── TEXT SECTION

Oasis HLB 1cm3 Solid Phase Extraction (SPE) column (Waters) was conditioned sequentially with 1 mL of methanol and 1 mL of water. The sample mixture was loaded on the conditioned HLB SPE column, and washed sequentially with: 1) 500 μL water, 2) 500 μL mixture of 30:75:5 (v:v:v) methanol: water: ammonium hydroxide(NH3·H2O), 3) 500 μL water. The hepcidin was eluted from the HLB SPE column by 500 μL of 90:10:0.1 (v:v:v) methanol: water: formic acid. The methanolic eluent was dried in a vacuum dryer. The dried sample was reconstituted with 50 μL of 20:80:1 (v:v:v) acetonitrile: water: formic acid, sonicated for 3 min and centrifuged at 20,000 × g for 10 min. 10 μL of supernatant were injected into LC-MS for analysis.
Chromatographic separation was carried out using an Infinity 1290 LC system (Agilent). The column used for the analysis was a Sunfire C18 column (50 × 2.1 mm dimension, 1.8 μm particle size) (Waters). The mobile phases consisted of: 100% water with 1% formic acid (solvent A), 100% acetonitrile with 1% formic acid (solvent B). LC gradient used was: 0.0 min, 95% A, 5% B, flow rate 0.35 mL/min; 0.5 min, 95% A, 5% B, flow rate 0.35 mL/min; 3.5 min, 54% A, 46% B, flow rate 0.35 mL/min; 4.0 min, 0% A, 100% B, flow rate 0.35 mL/min; 6.6 min, 0% A, 100% B, flow rate 0.45 mL/min; 6.7 min, 95% A, 5% B, flow rate 0.35 mL/min; 9.0 min, 95% A, 5% B, flow rate 0.35 mL/min.
The MS/MS detection was carried out using an Agilent 6490 Triple Quad LC/MS system. The MS parameters used were: gas temperature 120 °C, drying gas flow 13 l/min, nebulizer pressure 40 psi, sheath gas temperature 300 °C, sheath gas flow 12 l/min, Vcap voltage 6000 V, nozzle voltage 3000 V, high pressure RF 190 V, low pressure RF 100 V. The following transitions were used for analysis: human hepcidin: 558.6 – > 693.3 for quantification and 558.6 – > 763.8 for qualification. The transition 563.1 – > 697.4 was used for quantification of human [13C18, 15N3]-hepcidin.

────

- WORK ITEM A: Reproduce everything in the hepcidin method text from "The MS/MS detection" down to "human [13C18, 15N3]-hepcidin.".
- WORK ITEM B: According to the hepcidin method text, at what force and for how long was the reconstituted sample centrifuged?
- WORK ITEM C: Carry on writing the hepcidin method text from the point where it stops.

── EXTRACTED DATA

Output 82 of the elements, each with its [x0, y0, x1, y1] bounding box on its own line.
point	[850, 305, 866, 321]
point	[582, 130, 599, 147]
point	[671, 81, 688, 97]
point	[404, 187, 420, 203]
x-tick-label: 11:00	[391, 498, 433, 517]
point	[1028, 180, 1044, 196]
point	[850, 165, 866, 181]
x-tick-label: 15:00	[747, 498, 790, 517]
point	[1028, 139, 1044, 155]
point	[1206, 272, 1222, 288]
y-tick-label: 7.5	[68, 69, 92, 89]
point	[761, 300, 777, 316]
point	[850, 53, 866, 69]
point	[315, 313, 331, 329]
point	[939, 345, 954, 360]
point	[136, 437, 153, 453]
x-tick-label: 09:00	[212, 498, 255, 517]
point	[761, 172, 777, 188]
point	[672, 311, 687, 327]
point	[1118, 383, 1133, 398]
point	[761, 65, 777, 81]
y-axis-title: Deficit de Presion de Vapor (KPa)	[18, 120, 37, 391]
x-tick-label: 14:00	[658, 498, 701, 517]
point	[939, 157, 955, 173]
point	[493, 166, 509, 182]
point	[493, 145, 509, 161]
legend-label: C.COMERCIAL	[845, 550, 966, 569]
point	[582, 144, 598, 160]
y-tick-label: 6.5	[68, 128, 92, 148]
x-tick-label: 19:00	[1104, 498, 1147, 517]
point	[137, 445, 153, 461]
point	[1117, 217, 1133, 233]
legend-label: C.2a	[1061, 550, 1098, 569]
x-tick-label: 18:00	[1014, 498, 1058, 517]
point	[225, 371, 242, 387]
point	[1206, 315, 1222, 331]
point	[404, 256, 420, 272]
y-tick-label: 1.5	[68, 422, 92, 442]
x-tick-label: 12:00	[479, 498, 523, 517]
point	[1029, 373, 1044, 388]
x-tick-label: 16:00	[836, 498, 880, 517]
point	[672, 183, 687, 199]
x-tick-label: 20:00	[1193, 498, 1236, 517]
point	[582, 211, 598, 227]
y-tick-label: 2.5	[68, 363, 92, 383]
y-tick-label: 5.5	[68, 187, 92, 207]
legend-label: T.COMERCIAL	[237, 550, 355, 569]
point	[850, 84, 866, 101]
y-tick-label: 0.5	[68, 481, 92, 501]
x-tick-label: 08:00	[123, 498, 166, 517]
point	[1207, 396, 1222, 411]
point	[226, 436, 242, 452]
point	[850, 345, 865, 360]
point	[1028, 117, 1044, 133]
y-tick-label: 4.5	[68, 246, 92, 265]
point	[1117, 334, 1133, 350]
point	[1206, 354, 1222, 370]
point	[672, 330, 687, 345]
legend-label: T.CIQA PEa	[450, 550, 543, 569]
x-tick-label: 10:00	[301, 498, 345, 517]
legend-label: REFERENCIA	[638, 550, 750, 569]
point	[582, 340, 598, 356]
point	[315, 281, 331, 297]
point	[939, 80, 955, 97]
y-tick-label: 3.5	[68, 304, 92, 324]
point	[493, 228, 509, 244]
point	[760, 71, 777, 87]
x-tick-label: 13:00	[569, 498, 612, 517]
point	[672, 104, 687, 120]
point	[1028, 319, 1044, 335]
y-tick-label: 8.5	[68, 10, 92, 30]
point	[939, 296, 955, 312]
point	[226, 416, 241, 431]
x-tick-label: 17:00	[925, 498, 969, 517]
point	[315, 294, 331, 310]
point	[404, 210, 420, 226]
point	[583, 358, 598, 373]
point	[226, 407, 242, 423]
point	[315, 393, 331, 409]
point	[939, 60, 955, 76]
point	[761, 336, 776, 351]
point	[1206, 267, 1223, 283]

────

- TASK OUTPUT A:
The MS/MS detection was carried out using an Agilent 6490 Triple Quad LC/MS system. The MS parameters used were: gas temperature 120 °C, drying gas flow 13 l/min, nebulizer pressure 40 psi, sheath gas temperature 300 °C, sheath gas flow 12 l/min, Vcap voltage 6000 V, nozzle voltage 3000 V, high pressure RF 190 V, low pressure RF 100 V. The following transitions were used for analysis: human hepcidin: 558.6 – > 693.3 for quantification and 558.6 – > 763.8 for qualification. The transition 563.1 – > 697.4 was used for quantification of human [13C18, 15N3]-hepcidin.

- TASK OUTPUT B: At 20,000 × g for 10 min.

- TASK OUTPUT C:
The obtained data were analyzed using MassHunter Quantitative Analysis program (Agilent). The ratios between peak areas of human hepcidin and [13C18, 15N3]-hepcidin in the calibration standard were plotted against the concentration to construct the calibration curve. The ratios found in the samples were used to calculate the hepcidin concentrations.
DNA from the patient and her parents was prepared from whole blood using the Qiagen genomic DNA extraction protocol (Qiagen, Valencia, CA) by the Translational Technologies and Resources (TTR) Core of the University of Utah Center for Clinical and Translational Sciences (CCTS). Whole exome sequencing was performed on the patient’s DNA using Ion AmpliSeq Kit (Thermo Fisher Scientific, Grand Island, NY) at the University of Utah DNA Sequencing Core Facility. A variant call file was generated using the Ion Torrent Suite (Thermo Fisher Scientific, Grand Island, NY). The variant call file was annotated for functional gene consequences using ANNOVAR [10] and a scored list of candidate genes for an IRIDA phenotype was generated using Phenolyzer [11]. Variants were ranked according to functional consequence and relation to the IRIDA phenotype. Mutations were verified by PCR amplification of the TMPRSS6 gene, submitted for Sanger Sequencing at the University of Utah DNA Sequencing Core Facility using published primers. The allelic genotypes of the parents were confirmed by PCR amplification and sequencing TMPRSS6.
Iron studies and CBCs were performed at Primary Children’s Hospital Clinical Laboratories in accordance with Intermountain Healthcare Laboratory Services standard operating. The Sysmex quality control procedures were performed daily as recommended by the manufacturer.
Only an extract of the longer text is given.